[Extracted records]
########

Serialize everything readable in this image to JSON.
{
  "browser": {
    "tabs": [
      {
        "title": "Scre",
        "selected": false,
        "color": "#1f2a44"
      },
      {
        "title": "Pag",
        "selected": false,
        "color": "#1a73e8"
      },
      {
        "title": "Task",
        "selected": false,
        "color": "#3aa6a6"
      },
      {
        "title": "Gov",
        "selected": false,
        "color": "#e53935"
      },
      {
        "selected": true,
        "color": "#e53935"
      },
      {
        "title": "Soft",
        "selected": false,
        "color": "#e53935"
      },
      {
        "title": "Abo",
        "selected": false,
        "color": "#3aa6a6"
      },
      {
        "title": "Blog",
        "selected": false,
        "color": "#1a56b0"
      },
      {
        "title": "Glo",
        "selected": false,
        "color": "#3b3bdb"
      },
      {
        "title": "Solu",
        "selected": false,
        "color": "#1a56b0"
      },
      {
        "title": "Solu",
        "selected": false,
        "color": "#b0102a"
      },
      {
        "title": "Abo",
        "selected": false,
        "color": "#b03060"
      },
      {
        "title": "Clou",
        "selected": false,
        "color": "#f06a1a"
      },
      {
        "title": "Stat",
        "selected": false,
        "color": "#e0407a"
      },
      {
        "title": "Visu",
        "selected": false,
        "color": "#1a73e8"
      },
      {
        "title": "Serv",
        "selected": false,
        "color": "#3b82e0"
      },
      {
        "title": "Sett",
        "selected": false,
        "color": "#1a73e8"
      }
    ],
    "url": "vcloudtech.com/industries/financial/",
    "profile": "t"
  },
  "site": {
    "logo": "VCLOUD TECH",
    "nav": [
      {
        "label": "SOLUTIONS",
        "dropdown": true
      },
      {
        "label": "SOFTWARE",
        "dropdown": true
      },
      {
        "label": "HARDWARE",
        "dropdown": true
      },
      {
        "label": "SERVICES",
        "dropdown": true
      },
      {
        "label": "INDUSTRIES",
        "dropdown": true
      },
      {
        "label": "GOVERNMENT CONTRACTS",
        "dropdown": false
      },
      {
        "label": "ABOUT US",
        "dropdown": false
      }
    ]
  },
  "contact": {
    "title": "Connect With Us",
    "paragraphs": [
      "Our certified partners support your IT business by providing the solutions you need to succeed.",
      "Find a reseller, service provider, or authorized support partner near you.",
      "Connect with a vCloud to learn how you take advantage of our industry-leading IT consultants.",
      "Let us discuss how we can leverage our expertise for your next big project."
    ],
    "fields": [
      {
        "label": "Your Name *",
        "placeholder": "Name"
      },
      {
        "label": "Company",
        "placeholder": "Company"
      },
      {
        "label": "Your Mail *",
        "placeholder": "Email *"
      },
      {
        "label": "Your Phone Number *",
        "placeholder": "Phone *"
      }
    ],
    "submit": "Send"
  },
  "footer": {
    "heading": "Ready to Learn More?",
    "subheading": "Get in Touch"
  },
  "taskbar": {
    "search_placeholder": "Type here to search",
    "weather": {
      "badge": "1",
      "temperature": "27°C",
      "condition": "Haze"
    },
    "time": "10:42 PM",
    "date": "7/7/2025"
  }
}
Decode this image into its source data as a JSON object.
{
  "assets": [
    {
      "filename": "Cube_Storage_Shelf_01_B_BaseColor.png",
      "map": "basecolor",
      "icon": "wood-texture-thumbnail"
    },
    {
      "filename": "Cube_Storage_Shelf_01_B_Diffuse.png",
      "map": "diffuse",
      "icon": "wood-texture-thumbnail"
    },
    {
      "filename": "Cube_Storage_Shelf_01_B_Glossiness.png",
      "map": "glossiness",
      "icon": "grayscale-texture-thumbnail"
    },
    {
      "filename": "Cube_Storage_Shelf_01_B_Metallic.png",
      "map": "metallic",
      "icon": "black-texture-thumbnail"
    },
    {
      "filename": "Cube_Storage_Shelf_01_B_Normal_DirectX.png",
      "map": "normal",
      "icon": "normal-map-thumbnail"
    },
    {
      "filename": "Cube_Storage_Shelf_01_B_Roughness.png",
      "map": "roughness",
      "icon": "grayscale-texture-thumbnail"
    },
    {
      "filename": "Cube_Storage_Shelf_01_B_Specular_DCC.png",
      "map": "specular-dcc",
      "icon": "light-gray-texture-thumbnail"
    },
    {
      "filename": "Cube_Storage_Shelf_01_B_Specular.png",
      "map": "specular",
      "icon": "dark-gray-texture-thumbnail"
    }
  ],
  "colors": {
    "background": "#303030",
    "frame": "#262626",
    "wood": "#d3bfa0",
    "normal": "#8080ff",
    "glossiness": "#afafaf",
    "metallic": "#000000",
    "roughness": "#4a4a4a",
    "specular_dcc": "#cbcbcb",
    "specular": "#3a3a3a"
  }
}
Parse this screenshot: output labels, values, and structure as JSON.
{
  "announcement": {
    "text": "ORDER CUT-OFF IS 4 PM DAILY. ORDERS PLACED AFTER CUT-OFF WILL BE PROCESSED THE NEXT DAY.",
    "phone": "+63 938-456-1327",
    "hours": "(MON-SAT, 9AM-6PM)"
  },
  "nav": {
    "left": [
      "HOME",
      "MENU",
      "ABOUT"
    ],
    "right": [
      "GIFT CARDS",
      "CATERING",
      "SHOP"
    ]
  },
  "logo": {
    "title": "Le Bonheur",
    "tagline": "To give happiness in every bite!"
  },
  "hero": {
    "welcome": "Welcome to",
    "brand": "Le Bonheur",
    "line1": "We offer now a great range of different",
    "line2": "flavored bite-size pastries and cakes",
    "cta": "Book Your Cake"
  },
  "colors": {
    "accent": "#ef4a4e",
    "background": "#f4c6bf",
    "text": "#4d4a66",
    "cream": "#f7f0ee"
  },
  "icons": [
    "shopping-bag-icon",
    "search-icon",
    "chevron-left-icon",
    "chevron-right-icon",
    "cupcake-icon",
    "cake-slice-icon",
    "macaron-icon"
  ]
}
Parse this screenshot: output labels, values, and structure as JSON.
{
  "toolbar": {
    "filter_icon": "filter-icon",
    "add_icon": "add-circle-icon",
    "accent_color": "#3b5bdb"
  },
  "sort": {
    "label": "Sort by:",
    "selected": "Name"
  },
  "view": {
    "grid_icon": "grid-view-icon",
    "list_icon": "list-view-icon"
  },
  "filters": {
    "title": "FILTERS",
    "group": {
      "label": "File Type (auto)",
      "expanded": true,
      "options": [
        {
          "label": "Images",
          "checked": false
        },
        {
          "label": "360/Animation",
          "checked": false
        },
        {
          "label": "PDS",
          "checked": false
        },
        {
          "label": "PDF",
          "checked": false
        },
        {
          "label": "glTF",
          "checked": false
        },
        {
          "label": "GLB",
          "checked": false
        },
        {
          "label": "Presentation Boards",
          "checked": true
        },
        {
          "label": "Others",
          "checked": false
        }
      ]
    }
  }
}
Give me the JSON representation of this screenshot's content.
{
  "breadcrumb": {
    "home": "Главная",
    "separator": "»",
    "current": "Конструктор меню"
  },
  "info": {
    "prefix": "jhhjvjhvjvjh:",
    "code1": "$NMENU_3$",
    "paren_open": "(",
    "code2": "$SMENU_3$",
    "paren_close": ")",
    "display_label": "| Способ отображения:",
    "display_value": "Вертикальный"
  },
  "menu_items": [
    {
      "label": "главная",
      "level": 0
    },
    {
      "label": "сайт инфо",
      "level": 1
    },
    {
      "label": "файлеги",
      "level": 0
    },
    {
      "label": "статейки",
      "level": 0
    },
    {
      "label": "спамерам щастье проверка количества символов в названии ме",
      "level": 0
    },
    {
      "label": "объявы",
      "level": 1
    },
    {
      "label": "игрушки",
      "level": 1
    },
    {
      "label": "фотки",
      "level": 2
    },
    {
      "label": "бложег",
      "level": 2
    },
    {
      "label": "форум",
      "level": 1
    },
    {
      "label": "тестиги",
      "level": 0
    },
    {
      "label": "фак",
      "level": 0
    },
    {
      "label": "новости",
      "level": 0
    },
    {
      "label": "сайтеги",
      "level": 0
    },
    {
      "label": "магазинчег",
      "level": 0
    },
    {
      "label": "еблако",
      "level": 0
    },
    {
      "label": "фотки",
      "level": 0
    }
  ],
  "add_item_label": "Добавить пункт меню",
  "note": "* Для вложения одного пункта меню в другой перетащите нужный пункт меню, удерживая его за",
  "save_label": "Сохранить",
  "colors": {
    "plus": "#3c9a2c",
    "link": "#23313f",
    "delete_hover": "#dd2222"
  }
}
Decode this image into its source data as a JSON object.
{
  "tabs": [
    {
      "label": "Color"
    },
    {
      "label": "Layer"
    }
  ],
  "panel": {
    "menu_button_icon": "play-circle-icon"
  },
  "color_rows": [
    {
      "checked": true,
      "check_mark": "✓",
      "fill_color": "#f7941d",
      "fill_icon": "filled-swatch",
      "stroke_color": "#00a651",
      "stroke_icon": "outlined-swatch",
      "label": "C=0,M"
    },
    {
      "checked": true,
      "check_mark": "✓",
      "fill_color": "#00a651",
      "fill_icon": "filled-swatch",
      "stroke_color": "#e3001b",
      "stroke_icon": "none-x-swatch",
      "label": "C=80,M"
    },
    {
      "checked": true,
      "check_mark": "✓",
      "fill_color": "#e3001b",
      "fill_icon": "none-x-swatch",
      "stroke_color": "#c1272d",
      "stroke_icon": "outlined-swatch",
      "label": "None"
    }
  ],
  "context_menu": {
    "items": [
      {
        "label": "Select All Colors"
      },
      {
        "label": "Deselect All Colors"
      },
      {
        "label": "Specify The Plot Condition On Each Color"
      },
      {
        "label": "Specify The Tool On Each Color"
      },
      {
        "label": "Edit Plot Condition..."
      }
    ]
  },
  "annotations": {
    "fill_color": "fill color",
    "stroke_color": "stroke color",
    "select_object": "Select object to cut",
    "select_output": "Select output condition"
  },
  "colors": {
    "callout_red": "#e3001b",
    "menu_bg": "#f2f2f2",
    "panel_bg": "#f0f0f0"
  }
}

########

Identify the lines that contain the string "support", and copy every one of them.

      "Our certified partners support your IT business by providing the solutions you need to succeed.",
      "Find a reseller, service provider, or authorized support partner near you.",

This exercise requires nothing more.